> Problem statement
Select from the data all lines with the word "đăng".
'''
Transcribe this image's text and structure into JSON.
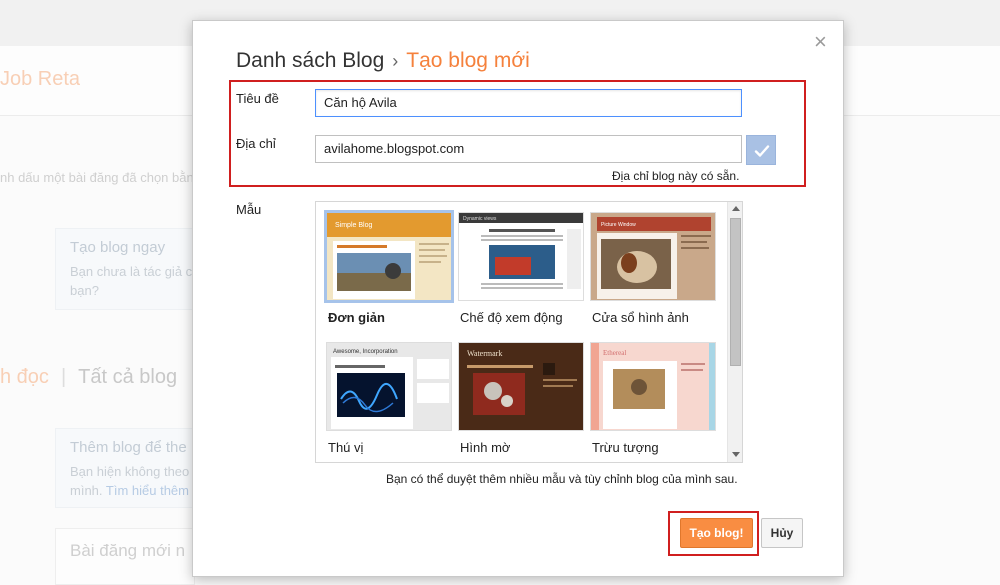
{
  "background": {
    "blog_name": "Job Reta",
    "hint_text": "nh dấu một bài đăng đã chọn bằn",
    "card1": {
      "title": "Tạo blog ngay",
      "line1": "Bạn chưa là tác giả c",
      "line2": "bạn?"
    },
    "tabs": {
      "reading": "h đọc",
      "separator": "|",
      "all_blogs": "Tất cả blog"
    },
    "card2": {
      "title": "Thêm blog để the",
      "line1": "Bạn hiện không theo",
      "line2_text": "mình.",
      "line2_link": "Tìm hiểu thêm"
    },
    "posts_title": "Bài đăng mới n"
  },
  "dialog": {
    "close_glyph": "×",
    "breadcrumb": {
      "root": "Danh sách Blog",
      "separator": "›",
      "current": "Tạo blog mới"
    },
    "title_field": {
      "label": "Tiêu đề",
      "value": "Căn hộ Avila"
    },
    "address_field": {
      "label": "Địa chỉ",
      "value": "avilahome.blogspot.com",
      "status": "Địa chỉ blog này có sẵn."
    },
    "templates": {
      "label": "Mẫu",
      "items": [
        {
          "name": "Đơn giản",
          "header_text": "Simple Blog",
          "selected": true
        },
        {
          "name": "Chế độ xem động",
          "header_text": "Dynamic views",
          "selected": false
        },
        {
          "name": "Cửa sổ hình ảnh",
          "header_text": "Picture Window",
          "selected": false
        },
        {
          "name": "Thú vị",
          "header_text": "Awesome, Incorporation",
          "selected": false
        },
        {
          "name": "Hình mờ",
          "header_text": "Watermark",
          "selected": false
        },
        {
          "name": "Trừu tượng",
          "header_text": "Ethereal",
          "selected": false
        }
      ]
    },
    "browse_note": "Bạn có thể duyệt thêm nhiều mẫu và tùy chỉnh blog của mình sau.",
    "buttons": {
      "create": "Tạo blog!",
      "cancel": "Hủy"
    }
  },
  "colors": {
    "accent": "#f5813c",
    "create_button": "#f98d42",
    "focus_border": "#4d90fe",
    "highlight_box": "#d01f1f"
  }
}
'''
> Result below
    "hint_text": "nh dấu một bài đăng đã chọn bằn",
    "posts_title": "Bài đăng mới n"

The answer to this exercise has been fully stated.